OBJECTIVE:
Print the entries below word for word; the pictures stay out of your copy.

ROWS:
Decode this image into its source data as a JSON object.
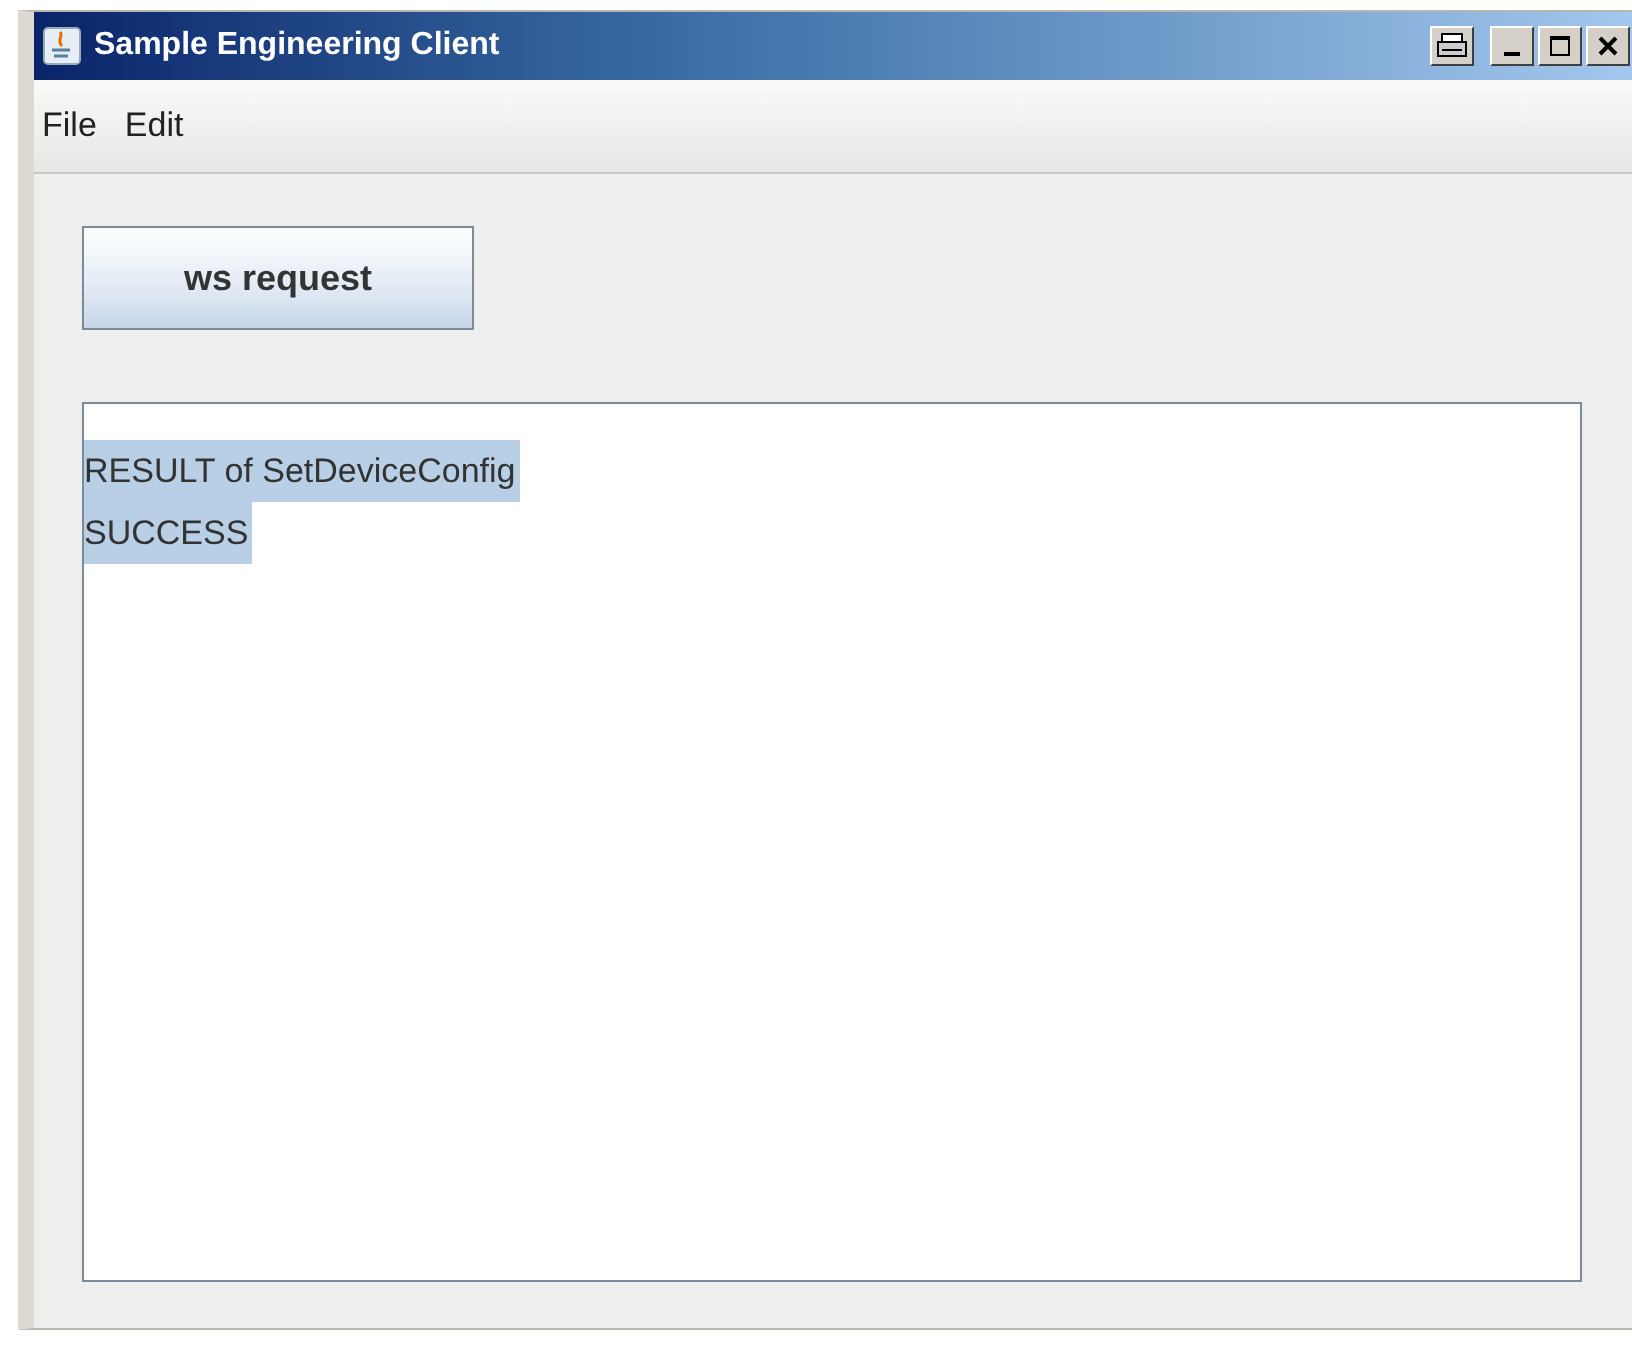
{
  "window": {
    "title": "Sample Engineering Client"
  },
  "menu": [
    {
      "label": "File"
    },
    {
      "label": "Edit"
    }
  ],
  "button": {
    "label": "ws request"
  },
  "output": {
    "lines": [
      {
        "text": "RESULT of SetDeviceConfig",
        "selected": true
      },
      {
        "text": "SUCCESS",
        "selected": true
      }
    ]
  }
}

FULL RESPONSE:
Decode this image into its source data as a JSON object.
{
  "window": {
    "title": "Sample Engineering Client"
  },
  "menu": [
    {
      "label": "File"
    },
    {
      "label": "Edit"
    }
  ],
  "button": {
    "label": "ws request"
  },
  "output": {
    "lines": [
      {
        "text": "RESULT of SetDeviceConfig",
        "selected": true
      },
      {
        "text": "SUCCESS",
        "selected": true
      }
    ]
  }
}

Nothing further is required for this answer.